**WRITTEN EXERCISE**
Look through the material and copy each line holding "дорожного".
:: GIVEN DATA
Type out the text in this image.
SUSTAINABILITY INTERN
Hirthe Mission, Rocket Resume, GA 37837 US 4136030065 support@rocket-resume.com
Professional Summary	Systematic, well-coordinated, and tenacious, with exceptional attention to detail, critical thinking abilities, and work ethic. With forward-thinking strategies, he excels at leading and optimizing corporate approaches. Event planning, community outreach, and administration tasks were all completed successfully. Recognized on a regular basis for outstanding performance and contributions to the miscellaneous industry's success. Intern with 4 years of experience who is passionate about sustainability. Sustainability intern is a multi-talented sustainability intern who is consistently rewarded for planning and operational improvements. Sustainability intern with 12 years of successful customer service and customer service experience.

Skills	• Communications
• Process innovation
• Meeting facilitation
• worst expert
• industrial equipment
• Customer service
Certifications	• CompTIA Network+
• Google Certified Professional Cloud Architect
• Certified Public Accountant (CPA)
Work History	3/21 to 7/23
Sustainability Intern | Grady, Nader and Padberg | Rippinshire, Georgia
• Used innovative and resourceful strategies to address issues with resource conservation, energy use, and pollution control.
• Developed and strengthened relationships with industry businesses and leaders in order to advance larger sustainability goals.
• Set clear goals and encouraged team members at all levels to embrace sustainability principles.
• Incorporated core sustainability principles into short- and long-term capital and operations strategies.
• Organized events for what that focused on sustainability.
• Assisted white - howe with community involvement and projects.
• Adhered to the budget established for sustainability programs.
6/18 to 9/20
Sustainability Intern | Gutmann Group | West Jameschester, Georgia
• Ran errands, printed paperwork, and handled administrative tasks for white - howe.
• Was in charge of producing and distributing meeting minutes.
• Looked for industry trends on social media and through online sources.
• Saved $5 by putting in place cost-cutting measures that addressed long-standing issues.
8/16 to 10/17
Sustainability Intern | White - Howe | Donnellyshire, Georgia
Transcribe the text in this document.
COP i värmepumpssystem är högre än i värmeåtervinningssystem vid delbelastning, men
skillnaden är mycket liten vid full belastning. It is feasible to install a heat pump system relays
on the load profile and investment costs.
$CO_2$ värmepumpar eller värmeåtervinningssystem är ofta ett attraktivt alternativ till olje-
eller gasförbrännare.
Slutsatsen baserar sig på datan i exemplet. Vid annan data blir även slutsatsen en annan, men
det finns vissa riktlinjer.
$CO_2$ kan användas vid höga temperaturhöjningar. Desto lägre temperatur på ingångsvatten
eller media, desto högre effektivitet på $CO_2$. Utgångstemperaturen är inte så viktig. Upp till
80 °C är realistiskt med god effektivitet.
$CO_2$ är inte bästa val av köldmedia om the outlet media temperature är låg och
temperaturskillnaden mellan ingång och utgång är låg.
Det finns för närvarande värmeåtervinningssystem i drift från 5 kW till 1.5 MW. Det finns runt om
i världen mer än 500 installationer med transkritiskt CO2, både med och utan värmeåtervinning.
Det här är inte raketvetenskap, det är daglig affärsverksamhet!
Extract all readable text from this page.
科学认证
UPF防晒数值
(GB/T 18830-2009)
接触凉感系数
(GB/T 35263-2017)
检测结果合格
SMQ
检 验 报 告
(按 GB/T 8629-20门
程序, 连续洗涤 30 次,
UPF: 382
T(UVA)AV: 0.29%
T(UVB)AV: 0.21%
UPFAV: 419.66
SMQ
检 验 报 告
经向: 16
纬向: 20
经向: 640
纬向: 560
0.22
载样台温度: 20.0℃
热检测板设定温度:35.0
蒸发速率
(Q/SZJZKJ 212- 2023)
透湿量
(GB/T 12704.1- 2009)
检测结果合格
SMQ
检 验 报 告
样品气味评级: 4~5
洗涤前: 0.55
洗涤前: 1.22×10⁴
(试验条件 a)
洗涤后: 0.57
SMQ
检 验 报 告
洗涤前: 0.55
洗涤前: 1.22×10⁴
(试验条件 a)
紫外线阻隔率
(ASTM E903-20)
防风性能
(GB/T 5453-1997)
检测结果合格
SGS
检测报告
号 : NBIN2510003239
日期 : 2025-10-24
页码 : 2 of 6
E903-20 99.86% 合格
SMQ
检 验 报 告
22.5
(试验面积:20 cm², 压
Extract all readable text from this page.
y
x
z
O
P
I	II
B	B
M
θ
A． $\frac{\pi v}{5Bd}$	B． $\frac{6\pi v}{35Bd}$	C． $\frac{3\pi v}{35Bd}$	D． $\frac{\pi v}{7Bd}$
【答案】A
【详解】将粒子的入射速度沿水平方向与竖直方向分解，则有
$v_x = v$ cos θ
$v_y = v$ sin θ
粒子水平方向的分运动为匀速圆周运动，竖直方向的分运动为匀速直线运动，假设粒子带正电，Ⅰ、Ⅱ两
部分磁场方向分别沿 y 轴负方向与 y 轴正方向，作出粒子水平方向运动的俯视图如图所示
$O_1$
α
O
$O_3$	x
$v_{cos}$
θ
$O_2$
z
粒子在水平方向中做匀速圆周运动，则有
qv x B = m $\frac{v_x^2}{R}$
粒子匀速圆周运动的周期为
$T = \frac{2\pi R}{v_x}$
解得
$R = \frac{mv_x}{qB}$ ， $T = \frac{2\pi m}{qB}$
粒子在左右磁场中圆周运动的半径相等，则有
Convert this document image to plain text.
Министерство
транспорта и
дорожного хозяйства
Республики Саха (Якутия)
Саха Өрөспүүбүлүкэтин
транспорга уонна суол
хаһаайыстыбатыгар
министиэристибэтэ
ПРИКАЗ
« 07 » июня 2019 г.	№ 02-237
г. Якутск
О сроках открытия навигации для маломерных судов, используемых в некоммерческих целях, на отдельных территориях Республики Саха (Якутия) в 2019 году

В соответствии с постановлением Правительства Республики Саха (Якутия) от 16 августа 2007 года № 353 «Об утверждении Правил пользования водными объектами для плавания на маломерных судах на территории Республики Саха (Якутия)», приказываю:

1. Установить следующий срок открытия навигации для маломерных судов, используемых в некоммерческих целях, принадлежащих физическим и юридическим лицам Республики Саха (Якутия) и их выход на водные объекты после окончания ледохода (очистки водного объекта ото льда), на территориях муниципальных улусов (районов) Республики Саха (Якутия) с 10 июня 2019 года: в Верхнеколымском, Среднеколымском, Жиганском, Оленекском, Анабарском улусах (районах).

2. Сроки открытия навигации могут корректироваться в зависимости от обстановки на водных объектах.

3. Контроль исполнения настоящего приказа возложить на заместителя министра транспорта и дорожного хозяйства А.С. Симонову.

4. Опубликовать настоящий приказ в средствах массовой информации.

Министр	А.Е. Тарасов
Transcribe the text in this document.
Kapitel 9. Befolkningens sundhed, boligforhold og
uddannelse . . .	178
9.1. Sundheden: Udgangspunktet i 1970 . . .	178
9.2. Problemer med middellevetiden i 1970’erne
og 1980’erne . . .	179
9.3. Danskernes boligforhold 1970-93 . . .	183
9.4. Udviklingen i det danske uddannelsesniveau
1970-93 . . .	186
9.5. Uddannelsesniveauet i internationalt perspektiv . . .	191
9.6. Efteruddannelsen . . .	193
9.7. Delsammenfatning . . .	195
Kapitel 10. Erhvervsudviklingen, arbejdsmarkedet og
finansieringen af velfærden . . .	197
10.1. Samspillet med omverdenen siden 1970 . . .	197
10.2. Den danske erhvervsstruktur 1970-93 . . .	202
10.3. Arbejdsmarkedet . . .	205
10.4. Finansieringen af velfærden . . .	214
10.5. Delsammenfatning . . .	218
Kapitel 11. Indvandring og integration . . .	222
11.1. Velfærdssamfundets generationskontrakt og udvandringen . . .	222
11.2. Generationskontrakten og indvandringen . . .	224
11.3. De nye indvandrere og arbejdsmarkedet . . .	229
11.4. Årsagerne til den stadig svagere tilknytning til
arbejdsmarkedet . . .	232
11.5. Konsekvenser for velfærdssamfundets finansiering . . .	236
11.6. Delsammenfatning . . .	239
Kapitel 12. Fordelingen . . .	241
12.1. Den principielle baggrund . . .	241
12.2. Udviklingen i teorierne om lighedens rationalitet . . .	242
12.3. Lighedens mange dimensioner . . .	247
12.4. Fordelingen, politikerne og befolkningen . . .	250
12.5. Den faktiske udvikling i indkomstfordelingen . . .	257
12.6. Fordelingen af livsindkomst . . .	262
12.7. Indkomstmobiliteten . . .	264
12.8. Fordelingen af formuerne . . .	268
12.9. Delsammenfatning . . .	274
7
::::
**TASK OUTPUT**
дорожного хозяйства
3. Контроль исполнения настоящего приказа возложить на заместителя министра транспорта и дорожного хозяйства А.С. Симонову.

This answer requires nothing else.